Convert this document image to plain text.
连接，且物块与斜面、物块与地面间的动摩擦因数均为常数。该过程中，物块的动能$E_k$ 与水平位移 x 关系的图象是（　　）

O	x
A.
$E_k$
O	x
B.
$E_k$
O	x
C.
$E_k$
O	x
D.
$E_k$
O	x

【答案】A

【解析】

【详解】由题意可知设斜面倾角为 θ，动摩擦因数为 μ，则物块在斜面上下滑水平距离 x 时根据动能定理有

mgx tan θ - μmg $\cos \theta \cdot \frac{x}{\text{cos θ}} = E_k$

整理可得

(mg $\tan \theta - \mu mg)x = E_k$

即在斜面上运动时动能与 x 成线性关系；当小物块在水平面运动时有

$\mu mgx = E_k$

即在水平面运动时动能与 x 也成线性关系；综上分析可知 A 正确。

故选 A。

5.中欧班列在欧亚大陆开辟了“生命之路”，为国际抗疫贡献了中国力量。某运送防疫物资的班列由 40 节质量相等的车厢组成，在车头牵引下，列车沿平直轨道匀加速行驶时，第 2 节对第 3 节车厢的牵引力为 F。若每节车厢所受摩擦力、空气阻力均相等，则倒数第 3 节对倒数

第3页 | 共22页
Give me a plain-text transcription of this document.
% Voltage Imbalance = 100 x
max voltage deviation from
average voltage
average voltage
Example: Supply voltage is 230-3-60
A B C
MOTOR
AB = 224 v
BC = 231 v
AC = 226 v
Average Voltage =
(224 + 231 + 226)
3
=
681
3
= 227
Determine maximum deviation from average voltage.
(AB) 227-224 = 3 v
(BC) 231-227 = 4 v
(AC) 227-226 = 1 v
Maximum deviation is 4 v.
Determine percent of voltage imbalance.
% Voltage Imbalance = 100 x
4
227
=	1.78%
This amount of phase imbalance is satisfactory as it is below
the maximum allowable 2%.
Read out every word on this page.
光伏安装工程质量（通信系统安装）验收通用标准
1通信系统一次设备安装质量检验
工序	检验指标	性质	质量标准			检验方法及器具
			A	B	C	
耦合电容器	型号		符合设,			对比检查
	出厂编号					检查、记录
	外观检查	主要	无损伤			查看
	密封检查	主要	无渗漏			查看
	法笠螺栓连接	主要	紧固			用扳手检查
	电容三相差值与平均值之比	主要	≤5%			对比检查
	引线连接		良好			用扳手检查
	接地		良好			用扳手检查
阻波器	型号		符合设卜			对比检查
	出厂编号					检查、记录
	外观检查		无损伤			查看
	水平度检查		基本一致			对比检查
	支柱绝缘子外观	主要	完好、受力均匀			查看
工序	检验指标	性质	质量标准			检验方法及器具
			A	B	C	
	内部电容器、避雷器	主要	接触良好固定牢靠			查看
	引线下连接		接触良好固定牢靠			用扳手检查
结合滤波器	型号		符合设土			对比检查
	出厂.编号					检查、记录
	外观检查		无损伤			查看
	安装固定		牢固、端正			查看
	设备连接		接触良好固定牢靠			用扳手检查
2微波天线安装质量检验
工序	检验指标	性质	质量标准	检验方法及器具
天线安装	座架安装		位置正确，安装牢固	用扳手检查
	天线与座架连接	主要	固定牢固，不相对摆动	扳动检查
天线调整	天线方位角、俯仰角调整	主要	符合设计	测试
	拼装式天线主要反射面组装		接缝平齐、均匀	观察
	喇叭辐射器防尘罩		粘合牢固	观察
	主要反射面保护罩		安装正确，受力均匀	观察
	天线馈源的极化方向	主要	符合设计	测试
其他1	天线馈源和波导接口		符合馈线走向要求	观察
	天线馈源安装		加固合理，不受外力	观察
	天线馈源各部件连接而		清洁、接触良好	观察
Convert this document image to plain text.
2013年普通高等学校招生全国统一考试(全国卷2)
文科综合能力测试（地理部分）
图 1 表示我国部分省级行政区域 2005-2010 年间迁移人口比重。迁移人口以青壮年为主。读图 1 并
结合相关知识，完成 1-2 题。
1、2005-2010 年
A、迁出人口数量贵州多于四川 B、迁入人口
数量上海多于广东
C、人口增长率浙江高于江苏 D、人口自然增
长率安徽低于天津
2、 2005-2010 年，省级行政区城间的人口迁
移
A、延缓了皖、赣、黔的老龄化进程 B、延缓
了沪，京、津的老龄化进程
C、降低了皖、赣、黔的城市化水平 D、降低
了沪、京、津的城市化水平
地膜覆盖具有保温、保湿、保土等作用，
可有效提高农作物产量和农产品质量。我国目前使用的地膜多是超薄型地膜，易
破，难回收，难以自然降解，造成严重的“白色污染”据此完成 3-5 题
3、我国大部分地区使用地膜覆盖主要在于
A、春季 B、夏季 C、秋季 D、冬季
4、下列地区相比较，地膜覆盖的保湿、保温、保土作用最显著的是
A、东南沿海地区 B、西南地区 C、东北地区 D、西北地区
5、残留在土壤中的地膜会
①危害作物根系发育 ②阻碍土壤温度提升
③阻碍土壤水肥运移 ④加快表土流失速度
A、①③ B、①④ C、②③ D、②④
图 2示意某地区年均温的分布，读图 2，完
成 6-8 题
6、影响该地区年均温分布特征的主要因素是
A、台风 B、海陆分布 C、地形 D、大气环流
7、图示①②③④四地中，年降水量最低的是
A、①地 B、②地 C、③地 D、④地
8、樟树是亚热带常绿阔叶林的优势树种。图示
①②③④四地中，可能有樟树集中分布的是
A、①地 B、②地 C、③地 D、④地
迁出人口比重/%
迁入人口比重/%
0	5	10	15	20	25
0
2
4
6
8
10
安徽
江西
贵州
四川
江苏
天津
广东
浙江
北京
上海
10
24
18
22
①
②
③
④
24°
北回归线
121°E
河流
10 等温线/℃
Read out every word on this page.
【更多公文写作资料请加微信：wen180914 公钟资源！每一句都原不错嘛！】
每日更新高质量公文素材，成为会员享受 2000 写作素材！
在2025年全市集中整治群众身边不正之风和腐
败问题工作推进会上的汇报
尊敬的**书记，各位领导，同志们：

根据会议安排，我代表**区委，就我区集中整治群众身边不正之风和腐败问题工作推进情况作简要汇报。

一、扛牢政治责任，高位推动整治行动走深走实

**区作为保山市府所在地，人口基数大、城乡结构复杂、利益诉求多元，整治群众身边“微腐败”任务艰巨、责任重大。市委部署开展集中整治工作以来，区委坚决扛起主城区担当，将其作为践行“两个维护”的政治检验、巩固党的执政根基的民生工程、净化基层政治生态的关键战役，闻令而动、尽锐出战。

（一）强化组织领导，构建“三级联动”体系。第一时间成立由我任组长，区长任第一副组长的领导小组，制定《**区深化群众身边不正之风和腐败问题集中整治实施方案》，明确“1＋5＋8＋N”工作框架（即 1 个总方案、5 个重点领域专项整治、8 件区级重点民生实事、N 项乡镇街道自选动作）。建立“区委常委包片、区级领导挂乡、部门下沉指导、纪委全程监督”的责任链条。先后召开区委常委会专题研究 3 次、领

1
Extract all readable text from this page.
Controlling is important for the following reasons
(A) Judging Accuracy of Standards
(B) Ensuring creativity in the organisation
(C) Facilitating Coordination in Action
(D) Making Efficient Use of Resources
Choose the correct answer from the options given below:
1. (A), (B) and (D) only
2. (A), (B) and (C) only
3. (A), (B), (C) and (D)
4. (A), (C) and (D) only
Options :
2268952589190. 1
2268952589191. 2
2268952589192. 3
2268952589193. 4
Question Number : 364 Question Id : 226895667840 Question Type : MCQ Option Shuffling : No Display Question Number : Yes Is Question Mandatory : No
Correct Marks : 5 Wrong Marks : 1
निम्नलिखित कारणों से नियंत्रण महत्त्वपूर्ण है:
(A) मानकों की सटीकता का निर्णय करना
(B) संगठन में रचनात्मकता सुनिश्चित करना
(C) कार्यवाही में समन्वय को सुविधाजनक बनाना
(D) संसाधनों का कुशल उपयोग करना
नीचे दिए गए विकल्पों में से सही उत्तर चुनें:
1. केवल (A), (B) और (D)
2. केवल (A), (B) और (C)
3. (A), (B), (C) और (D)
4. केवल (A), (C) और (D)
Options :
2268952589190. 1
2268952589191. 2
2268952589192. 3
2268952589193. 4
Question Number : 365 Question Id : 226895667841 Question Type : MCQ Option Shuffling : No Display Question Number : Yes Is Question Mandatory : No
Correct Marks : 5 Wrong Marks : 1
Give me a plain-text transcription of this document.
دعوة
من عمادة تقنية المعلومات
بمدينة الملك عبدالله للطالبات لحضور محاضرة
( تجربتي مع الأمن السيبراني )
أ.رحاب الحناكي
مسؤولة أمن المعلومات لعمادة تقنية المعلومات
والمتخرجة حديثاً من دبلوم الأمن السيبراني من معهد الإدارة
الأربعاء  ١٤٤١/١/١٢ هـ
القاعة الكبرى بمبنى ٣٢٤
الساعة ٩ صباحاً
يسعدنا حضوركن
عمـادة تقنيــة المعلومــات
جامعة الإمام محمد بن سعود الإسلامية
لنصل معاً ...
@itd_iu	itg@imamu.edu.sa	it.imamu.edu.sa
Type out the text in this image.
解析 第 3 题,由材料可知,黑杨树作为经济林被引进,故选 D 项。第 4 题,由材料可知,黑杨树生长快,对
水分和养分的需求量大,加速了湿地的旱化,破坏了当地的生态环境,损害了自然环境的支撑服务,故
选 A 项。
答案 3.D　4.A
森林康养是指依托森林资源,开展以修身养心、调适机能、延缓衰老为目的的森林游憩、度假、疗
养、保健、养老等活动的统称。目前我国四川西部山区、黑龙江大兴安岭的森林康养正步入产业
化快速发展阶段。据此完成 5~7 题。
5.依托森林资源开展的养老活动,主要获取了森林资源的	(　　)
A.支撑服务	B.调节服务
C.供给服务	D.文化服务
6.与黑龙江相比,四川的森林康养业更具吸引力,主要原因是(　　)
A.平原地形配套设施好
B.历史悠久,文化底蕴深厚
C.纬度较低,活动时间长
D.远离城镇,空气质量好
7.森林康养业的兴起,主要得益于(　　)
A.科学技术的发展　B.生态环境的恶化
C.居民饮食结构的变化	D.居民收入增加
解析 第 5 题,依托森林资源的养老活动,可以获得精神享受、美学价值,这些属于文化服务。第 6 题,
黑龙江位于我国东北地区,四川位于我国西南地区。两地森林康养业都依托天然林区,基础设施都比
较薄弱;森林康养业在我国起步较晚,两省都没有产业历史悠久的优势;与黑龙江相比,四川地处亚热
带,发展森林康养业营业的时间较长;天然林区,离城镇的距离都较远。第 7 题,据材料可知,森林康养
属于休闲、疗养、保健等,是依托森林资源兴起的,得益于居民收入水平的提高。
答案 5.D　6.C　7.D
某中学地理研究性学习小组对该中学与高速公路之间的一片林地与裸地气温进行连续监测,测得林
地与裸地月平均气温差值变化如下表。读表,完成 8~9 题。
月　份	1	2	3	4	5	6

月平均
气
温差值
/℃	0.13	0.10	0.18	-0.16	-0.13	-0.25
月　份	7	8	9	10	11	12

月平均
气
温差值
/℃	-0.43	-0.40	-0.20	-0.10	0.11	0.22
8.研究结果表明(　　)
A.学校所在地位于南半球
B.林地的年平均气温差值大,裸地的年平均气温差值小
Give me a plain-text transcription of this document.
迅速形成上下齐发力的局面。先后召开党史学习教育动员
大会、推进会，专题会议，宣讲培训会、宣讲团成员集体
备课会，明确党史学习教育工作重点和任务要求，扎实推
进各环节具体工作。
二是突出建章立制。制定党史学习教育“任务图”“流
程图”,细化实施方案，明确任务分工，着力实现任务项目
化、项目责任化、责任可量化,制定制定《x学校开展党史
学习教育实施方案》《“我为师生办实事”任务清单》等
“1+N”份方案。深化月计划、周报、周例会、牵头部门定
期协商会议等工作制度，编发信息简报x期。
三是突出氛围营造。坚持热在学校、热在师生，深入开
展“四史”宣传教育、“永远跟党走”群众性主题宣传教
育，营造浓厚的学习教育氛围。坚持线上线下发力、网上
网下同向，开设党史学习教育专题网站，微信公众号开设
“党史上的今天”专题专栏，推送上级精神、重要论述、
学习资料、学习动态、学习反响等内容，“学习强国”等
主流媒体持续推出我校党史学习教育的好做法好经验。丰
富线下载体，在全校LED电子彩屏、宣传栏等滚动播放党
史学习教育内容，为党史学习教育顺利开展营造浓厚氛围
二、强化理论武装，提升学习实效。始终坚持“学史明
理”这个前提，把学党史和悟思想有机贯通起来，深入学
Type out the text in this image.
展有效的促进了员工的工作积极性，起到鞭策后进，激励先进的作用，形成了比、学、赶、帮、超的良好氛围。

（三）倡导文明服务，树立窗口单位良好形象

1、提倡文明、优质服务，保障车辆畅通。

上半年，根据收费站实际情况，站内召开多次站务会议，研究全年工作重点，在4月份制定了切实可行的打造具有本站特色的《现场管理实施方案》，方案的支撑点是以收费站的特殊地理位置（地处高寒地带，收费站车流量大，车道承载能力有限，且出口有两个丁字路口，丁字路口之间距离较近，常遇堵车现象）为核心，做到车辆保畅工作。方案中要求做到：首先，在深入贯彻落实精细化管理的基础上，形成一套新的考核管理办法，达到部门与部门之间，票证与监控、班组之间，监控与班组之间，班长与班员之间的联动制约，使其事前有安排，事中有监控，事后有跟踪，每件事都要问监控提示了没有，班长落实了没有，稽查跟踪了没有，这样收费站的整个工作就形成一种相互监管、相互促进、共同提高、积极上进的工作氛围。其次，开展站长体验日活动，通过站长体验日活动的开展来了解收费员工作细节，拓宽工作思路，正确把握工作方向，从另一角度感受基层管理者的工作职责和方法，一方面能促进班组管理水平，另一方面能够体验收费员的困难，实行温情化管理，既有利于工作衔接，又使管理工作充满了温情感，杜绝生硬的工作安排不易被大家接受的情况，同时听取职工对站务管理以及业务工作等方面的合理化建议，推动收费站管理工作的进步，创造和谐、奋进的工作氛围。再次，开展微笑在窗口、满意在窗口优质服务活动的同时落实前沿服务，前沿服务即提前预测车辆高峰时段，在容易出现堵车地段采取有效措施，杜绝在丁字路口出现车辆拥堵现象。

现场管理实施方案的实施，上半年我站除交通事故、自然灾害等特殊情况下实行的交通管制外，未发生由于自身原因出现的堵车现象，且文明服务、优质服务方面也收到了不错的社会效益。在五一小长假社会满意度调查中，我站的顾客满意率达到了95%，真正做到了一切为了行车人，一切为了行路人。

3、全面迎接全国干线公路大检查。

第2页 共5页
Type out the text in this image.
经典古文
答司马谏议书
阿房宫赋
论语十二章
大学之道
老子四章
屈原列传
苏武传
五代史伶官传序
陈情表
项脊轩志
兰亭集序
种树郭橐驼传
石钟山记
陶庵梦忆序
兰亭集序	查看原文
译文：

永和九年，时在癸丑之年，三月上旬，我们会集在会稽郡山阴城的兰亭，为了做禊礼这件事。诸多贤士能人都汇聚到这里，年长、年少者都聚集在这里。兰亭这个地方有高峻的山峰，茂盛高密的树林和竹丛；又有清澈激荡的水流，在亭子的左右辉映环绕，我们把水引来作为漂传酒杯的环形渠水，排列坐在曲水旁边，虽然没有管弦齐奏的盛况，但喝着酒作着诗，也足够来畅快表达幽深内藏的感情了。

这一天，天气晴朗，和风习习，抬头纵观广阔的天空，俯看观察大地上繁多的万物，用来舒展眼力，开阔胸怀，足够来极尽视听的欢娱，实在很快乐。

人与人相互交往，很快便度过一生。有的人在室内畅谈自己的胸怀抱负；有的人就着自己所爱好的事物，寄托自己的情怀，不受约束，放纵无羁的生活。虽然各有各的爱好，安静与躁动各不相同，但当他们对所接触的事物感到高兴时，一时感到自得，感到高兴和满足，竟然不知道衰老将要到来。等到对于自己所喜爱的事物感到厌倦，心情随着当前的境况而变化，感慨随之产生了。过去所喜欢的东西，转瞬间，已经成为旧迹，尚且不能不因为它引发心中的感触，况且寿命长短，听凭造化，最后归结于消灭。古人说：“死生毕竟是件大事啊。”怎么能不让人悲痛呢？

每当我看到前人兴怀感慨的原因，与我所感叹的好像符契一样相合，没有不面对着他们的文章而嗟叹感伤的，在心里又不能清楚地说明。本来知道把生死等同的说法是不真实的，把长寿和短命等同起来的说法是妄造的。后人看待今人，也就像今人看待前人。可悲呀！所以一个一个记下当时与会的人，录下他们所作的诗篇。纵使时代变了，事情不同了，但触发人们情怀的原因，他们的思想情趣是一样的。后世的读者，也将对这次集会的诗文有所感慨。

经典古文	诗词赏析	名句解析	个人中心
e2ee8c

• _Your task_: From the data above, copy each line that has the string "Determine".

• _Solution to this exercise_:
Determine maximum deviation from average voltage.
Determine percent of voltage imbalance.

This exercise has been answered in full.